(Dataset records)
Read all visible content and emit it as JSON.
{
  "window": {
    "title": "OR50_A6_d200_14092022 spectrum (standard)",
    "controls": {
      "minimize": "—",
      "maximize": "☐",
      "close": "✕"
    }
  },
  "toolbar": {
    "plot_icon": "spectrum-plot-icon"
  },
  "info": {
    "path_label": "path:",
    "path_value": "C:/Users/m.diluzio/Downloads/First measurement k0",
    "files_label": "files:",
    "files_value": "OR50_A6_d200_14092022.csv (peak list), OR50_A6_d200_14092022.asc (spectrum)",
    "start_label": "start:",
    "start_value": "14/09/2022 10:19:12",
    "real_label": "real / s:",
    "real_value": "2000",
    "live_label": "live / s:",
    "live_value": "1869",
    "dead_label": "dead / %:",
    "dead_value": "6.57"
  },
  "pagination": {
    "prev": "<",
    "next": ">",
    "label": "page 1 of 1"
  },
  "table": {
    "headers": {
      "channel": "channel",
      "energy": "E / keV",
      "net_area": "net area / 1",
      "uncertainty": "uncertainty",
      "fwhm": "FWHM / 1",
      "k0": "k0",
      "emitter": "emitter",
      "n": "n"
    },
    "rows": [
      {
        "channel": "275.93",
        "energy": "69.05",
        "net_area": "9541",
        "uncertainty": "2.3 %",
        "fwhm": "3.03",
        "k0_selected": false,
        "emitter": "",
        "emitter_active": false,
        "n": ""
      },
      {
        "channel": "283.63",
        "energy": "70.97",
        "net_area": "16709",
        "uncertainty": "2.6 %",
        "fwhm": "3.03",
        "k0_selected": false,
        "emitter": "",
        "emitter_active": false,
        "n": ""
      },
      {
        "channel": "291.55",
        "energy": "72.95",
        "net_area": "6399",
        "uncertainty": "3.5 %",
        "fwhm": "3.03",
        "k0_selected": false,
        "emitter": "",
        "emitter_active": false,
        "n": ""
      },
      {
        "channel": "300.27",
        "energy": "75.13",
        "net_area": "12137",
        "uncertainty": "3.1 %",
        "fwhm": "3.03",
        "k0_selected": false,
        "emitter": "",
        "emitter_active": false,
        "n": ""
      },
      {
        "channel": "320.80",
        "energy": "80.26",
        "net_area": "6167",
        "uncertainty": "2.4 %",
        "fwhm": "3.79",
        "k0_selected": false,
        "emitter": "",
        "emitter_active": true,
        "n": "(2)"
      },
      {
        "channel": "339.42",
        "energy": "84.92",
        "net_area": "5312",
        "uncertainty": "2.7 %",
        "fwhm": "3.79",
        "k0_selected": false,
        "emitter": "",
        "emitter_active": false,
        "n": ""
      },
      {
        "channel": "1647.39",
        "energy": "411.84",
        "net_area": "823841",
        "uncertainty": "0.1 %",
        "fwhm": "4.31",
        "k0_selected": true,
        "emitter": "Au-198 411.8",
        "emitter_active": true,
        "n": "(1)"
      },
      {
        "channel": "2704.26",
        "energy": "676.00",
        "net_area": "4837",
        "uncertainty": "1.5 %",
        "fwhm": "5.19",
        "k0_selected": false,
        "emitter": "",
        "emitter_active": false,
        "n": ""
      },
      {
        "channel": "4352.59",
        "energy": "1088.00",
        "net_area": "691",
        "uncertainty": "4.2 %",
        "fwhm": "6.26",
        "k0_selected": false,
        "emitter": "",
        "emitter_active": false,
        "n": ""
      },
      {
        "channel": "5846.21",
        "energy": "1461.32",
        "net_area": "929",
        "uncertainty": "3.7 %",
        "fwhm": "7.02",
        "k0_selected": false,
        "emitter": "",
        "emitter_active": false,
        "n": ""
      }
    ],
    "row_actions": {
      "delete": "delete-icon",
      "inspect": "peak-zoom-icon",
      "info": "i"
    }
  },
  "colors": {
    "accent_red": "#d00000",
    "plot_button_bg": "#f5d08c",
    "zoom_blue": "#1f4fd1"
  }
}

...

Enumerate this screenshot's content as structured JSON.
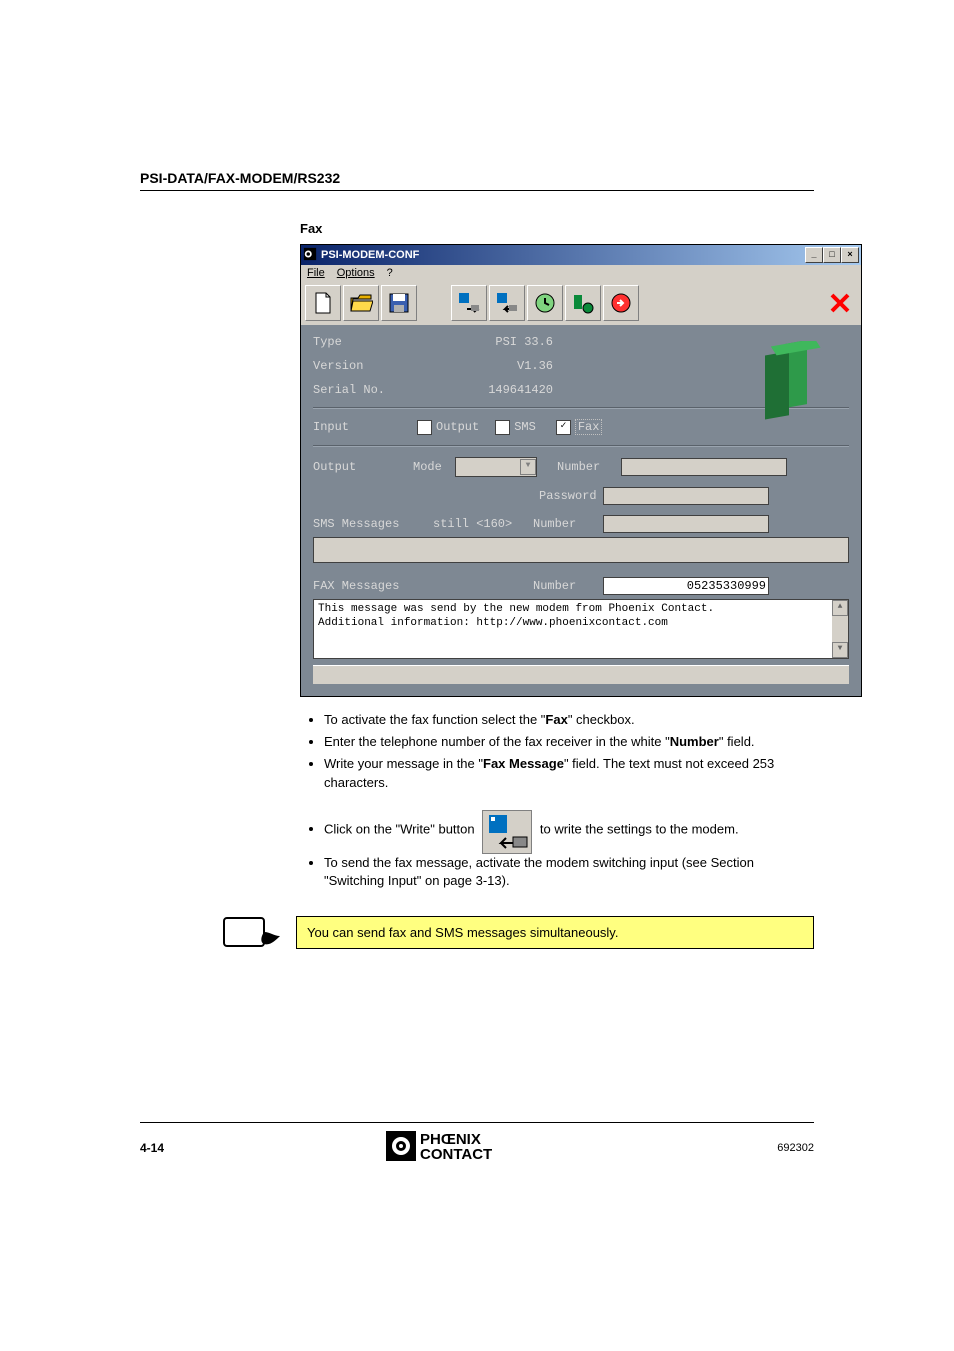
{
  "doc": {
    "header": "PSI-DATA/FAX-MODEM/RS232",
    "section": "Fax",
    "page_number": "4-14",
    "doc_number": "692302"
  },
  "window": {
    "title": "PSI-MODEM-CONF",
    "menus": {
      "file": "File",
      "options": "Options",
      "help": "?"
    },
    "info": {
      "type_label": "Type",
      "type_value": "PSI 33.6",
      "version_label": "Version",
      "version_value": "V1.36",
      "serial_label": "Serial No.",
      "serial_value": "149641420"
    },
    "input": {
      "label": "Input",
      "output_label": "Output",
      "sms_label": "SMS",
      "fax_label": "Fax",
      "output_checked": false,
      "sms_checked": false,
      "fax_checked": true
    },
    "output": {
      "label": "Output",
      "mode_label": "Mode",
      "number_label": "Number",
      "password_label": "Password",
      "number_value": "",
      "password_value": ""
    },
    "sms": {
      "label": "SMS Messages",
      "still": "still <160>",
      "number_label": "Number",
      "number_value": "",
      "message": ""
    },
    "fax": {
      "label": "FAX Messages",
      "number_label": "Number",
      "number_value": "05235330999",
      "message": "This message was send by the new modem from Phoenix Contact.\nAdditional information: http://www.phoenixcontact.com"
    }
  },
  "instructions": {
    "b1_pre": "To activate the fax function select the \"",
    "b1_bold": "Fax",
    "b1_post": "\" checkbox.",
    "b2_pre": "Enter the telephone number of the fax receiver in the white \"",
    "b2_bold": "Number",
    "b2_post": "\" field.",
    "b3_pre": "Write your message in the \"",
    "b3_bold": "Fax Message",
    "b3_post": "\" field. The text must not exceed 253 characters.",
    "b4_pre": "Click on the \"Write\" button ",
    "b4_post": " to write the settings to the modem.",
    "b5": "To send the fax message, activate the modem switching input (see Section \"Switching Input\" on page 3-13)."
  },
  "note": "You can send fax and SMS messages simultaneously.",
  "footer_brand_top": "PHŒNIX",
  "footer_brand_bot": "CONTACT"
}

Exercise - Filter for "spectrum". Return all lines that hold it.

Correct output -
    "title": "OR50_A6_d200_14092022 spectrum (standard)",
    "plot_icon": "spectrum-plot-icon"
    "files_value": "OR50_A6_d200_14092022.csv (peak list), OR50_A6_d200_14092022.asc (spectrum)",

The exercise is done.